### Exercise
Copy each line exactly. Leave nothing out.
*** Given data
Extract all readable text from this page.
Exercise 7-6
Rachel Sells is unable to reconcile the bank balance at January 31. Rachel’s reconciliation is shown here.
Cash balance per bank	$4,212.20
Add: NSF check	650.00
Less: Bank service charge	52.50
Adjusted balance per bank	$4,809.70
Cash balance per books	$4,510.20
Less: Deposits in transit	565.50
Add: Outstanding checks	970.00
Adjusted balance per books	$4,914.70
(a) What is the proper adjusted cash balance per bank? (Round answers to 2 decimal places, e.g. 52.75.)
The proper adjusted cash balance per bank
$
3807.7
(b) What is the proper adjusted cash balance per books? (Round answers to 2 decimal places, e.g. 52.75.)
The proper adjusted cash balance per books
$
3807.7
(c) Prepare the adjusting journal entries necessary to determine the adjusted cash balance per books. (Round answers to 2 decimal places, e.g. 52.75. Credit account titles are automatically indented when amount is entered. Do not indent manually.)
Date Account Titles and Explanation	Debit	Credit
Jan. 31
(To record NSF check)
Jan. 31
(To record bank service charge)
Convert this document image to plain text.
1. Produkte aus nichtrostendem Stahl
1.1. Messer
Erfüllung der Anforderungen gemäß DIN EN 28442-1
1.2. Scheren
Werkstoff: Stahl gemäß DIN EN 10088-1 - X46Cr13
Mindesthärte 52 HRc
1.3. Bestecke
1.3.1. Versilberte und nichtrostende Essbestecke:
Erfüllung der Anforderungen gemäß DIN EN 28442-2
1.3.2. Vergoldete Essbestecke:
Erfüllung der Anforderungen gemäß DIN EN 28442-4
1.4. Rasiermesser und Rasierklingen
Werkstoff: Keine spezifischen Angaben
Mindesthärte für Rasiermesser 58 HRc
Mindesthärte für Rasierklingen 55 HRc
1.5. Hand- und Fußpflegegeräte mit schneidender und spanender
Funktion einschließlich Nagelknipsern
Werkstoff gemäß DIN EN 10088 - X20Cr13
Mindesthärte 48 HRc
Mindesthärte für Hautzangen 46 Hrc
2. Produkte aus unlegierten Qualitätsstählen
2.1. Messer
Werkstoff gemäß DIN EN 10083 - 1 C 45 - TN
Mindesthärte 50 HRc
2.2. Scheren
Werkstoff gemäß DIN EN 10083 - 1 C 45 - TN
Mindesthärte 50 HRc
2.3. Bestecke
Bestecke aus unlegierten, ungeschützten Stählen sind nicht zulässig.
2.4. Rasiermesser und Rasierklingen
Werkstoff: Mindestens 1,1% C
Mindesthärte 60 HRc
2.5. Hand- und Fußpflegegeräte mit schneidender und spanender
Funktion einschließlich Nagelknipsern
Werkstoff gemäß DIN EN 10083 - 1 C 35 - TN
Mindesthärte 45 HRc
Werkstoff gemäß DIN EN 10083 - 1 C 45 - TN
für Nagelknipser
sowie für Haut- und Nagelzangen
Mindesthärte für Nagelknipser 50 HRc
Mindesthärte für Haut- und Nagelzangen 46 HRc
******
### Correct response
Extract all readable text from this page.
Exercise 7-6
Rachel Sells is unable to reconcile the bank balance at January 31. Rachel’s reconciliation is shown here.
Cash balance per bank	$4,212.20
Add: NSF check	650.00
Less: Bank service charge	52.50
Adjusted balance per bank	$4,809.70
Cash balance per books	$4,510.20
Less: Deposits in transit	565.50
Add: Outstanding checks	970.00
Adjusted balance per books	$4,914.70
(a) What is the proper adjusted cash balance per bank? (Round answers to 2 decimal places, e.g. 52.75.)
The proper adjusted cash balance per bank
$
3807.7
(b) What is the proper adjusted cash balance per books? (Round answers to 2 decimal places, e.g. 52.75.)
The proper adjusted cash balance per books
$
3807.7
(c) Prepare the adjusting journal entries necessary to determine the adjusted cash balance per books. (Round answers to 2 decimal places, e.g. 52.75. Credit account titles are automatically indented when amount is entered. Do not indent manually.)
Date Account Titles and Explanation	Debit	Credit
Jan. 31
(To record NSF check)
Jan. 31
(To record bank service charge)
Convert this document image to plain text.
1. Produkte aus nichtrostendem Stahl
1.1. Messer
Erfüllung der Anforderungen gemäß DIN EN 28442-1
1.2. Scheren
Werkstoff: Stahl gemäß DIN EN 10088-1 - X46Cr13
Mindesthärte 52 HRc
1.3. Bestecke
1.3.1. Versilberte und nichtrostende Essbestecke:
Erfüllung der Anforderungen gemäß DIN EN 28442-2
1.3.2. Vergoldete Essbestecke:
Erfüllung der Anforderungen gemäß DIN EN 28442-4
1.4. Rasiermesser und Rasierklingen
Werkstoff: Keine spezifischen Angaben
Mindesthärte für Rasiermesser 58 HRc
Mindesthärte für Rasierklingen 55 HRc
1.5. Hand- und Fußpflegegeräte mit schneidender und spanender
Funktion einschließlich Nagelknipsern
Werkstoff gemäß DIN EN 10088 - X20Cr13
Mindesthärte 48 HRc
Mindesthärte für Hautzangen 46 Hrc
2. Produkte aus unlegierten Qualitätsstählen
2.1. Messer
Werkstoff gemäß DIN EN 10083 - 1 C 45 - TN
Mindesthärte 50 HRc
2.2. Scheren
Werkstoff gemäß DIN EN 10083 - 1 C 45 - TN
Mindesthärte 50 HRc
2.3. Bestecke
Bestecke aus unlegierten, ungeschützten Stählen sind nicht zulässig.
2.4. Rasiermesser und Rasierklingen
Werkstoff: Mindestens 1,1% C
Mindesthärte 60 HRc
2.5. Hand- und Fußpflegegeräte mit schneidender und spanender
Funktion einschließlich Nagelknipsern
Werkstoff gemäß DIN EN 10083 - 1 C 35 - TN
Mindesthärte 45 HRc
Werkstoff gemäß DIN EN 10083 - 1 C 45 - TN
für Nagelknipser
sowie für Haut- und Nagelzangen
Mindesthärte für Nagelknipser 50 HRc
Mindesthärte für Haut- und Nagelzangen 46 HRc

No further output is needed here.